§ Goal: Every line that contains the word "value" should be copied.

***

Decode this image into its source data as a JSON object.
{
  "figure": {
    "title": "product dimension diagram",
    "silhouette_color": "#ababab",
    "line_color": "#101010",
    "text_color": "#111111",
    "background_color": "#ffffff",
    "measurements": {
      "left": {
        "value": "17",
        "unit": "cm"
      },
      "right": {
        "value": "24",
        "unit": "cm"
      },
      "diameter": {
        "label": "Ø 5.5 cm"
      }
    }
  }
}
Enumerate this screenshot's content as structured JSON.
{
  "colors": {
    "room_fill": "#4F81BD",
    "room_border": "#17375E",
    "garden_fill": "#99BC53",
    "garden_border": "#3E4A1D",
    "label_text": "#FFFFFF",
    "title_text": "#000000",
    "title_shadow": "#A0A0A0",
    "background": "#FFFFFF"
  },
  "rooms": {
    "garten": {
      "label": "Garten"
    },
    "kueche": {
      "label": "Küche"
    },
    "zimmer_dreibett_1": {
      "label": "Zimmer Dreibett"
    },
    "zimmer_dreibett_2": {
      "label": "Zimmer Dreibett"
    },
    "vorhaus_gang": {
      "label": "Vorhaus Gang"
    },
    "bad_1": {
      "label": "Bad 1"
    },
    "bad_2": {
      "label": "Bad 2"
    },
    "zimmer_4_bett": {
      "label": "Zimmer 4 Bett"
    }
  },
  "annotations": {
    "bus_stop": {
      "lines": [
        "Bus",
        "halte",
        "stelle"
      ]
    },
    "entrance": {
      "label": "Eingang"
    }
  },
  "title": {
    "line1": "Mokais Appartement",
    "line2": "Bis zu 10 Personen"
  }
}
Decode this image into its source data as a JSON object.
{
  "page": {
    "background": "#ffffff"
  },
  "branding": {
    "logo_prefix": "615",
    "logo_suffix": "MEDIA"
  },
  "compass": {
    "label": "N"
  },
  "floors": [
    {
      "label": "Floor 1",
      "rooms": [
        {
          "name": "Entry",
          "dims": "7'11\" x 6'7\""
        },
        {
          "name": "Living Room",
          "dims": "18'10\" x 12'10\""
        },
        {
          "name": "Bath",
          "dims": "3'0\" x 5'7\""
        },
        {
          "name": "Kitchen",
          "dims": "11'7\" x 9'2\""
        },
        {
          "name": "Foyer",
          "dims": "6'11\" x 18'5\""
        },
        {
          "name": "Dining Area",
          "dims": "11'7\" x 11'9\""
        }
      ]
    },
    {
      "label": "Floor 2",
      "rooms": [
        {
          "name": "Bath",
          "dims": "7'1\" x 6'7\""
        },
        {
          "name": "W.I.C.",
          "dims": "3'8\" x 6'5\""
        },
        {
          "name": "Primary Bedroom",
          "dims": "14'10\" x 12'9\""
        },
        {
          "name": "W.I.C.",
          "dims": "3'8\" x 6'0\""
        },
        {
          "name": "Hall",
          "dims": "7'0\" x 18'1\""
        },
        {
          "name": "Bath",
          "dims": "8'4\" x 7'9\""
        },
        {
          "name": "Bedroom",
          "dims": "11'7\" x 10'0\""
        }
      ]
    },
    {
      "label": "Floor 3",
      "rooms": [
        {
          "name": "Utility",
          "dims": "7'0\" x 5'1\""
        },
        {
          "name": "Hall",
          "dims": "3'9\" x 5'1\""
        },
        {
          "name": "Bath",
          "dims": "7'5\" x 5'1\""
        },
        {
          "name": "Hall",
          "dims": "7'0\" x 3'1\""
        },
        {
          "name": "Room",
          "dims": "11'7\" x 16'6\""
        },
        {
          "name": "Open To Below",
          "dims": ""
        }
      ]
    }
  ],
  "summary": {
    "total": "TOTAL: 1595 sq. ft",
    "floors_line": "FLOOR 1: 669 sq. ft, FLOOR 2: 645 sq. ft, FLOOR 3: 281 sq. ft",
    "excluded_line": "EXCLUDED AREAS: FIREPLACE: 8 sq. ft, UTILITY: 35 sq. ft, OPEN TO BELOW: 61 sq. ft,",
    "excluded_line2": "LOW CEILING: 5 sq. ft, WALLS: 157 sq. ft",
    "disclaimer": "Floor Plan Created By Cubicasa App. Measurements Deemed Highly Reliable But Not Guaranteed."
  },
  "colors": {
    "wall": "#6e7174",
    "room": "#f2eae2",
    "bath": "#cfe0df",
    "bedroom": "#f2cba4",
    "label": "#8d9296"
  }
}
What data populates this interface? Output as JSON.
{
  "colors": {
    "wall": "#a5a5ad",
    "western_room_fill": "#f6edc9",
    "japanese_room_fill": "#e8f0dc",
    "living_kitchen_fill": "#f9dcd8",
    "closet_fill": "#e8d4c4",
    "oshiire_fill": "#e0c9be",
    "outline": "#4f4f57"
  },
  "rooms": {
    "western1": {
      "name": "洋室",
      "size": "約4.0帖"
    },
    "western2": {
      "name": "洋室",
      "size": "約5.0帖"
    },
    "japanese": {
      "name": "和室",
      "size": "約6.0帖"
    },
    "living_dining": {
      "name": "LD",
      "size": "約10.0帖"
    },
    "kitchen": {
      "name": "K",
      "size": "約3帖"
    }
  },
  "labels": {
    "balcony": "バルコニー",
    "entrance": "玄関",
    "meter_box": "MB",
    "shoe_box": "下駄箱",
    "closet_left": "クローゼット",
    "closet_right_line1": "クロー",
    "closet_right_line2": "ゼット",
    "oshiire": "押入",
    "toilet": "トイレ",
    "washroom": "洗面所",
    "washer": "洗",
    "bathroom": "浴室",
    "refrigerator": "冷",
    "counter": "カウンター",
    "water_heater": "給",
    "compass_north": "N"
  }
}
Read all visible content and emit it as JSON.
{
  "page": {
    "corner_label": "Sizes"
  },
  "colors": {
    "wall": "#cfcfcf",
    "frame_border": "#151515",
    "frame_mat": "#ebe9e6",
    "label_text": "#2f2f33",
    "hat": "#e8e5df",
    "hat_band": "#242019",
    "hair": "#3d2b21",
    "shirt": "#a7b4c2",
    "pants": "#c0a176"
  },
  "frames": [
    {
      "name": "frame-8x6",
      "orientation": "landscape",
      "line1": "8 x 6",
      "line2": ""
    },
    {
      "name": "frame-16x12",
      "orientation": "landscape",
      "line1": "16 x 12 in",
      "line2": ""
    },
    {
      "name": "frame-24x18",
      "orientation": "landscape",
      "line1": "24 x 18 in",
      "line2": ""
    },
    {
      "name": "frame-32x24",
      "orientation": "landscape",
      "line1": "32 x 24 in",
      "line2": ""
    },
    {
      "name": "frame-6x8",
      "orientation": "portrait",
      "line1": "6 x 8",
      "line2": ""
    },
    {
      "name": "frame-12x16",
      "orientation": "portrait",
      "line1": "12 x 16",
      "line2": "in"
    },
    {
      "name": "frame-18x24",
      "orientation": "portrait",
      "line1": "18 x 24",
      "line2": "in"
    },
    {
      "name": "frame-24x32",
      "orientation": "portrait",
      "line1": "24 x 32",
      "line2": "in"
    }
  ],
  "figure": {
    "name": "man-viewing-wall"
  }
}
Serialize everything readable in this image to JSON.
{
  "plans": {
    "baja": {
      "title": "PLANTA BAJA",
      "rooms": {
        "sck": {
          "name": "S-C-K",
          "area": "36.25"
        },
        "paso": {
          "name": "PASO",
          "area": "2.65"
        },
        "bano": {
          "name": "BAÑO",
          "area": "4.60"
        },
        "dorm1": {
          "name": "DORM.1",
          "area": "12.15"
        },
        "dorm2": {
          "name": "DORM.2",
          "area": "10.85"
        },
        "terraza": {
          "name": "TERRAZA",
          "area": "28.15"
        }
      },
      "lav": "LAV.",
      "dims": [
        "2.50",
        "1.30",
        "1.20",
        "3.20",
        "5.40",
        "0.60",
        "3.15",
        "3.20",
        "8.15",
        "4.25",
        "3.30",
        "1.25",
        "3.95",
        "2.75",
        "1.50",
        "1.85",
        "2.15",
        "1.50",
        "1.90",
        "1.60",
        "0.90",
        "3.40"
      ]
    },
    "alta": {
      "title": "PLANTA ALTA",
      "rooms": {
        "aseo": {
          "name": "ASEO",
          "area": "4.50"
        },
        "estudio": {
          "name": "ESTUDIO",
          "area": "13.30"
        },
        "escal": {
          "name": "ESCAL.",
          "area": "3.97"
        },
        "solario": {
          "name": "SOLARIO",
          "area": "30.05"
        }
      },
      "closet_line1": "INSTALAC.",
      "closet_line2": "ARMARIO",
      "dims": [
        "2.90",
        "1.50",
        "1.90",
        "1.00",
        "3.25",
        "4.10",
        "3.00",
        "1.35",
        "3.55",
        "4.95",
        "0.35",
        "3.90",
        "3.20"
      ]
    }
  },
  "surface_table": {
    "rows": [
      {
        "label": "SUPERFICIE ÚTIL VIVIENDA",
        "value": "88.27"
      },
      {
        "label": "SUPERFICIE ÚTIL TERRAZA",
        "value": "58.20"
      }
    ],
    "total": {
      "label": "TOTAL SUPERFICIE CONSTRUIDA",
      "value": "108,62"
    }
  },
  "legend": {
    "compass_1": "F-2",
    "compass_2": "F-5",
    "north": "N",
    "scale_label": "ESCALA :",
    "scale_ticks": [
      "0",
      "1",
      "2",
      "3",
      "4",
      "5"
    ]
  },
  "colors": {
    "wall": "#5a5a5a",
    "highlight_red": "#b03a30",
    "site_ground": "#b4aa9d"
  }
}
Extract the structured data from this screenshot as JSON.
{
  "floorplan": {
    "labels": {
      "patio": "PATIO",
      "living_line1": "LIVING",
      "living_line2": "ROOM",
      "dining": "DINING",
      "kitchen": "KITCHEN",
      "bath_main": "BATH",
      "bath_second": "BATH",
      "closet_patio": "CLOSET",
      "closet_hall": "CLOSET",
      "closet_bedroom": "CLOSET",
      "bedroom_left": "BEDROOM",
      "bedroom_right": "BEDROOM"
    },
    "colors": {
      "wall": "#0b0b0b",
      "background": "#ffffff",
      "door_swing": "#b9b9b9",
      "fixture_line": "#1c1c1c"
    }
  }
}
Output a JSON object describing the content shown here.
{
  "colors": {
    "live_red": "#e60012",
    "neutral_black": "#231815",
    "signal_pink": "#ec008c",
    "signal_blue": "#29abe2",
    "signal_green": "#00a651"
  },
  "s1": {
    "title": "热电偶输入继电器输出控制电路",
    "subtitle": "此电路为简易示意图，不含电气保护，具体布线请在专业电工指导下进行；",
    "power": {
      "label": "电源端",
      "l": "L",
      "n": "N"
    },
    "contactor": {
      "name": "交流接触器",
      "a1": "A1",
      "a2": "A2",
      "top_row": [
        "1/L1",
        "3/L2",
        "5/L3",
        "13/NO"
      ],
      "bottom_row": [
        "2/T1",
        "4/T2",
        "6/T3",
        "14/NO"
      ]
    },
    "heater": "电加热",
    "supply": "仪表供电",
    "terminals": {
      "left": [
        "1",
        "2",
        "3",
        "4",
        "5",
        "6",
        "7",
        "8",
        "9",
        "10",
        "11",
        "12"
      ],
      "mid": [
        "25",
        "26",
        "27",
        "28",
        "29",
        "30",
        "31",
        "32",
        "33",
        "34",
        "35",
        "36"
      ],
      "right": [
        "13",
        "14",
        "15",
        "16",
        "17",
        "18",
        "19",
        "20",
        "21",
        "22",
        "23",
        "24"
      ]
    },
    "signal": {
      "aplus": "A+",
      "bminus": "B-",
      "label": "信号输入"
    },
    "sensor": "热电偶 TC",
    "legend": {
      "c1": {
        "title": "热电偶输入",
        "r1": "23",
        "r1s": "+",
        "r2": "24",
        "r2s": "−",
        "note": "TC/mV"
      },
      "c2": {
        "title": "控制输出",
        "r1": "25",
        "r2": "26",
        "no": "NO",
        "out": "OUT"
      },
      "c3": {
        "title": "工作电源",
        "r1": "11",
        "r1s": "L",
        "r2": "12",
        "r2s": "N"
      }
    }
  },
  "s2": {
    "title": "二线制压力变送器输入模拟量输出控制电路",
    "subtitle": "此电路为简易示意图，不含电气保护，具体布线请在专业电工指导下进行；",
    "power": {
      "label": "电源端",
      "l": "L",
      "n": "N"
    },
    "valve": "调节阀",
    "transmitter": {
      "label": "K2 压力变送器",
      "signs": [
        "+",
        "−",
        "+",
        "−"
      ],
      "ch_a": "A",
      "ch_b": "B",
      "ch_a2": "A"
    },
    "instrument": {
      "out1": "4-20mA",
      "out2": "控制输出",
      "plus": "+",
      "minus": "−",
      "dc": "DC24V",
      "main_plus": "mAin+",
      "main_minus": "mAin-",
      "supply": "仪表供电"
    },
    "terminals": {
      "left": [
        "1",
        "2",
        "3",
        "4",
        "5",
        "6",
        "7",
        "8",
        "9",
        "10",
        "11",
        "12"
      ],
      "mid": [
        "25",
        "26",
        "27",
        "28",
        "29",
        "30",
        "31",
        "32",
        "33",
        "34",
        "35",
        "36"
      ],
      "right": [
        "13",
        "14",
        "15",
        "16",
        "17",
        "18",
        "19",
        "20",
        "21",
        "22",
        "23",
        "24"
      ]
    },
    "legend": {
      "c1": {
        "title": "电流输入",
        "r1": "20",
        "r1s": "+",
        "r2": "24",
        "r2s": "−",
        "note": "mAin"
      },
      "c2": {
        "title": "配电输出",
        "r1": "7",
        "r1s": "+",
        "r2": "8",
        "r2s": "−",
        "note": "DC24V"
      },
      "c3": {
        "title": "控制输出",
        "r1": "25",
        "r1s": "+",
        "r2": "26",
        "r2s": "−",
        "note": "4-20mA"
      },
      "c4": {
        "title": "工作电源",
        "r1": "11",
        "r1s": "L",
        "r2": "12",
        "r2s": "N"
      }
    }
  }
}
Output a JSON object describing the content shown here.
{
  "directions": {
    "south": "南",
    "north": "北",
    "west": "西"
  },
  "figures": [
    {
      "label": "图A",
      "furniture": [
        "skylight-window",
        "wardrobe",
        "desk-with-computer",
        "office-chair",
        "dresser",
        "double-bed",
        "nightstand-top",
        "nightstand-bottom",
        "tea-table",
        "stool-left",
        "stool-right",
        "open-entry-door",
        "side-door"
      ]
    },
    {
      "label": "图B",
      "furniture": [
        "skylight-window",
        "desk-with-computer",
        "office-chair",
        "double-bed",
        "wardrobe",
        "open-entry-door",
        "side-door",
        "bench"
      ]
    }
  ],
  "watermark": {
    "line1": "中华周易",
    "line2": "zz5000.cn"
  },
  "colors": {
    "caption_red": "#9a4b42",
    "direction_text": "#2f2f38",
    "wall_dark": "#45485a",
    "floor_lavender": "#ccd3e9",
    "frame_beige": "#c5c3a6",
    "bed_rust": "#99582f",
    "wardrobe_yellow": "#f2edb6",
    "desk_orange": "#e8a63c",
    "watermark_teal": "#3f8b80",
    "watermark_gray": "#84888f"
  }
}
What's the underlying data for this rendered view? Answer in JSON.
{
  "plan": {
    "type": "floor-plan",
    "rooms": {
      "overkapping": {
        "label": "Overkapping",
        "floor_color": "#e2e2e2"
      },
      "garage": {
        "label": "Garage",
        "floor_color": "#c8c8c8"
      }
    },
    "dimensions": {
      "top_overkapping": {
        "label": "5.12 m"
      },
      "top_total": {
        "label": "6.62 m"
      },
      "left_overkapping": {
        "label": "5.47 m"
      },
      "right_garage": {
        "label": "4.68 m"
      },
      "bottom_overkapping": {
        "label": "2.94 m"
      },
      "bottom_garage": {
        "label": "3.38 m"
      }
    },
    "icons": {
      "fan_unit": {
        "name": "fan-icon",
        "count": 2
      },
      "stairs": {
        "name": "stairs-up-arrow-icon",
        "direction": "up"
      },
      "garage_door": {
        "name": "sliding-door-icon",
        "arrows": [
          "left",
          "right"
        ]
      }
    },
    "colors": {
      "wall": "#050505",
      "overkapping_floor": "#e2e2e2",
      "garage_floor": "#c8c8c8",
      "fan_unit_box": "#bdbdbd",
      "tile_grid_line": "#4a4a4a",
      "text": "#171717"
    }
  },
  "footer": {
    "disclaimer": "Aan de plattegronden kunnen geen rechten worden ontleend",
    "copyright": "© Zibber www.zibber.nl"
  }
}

***

§ Problem solution:
        "value": "17",
        "value": "24",
        "value": "88.27"
        "value": "58.20"
      "value": "108,62"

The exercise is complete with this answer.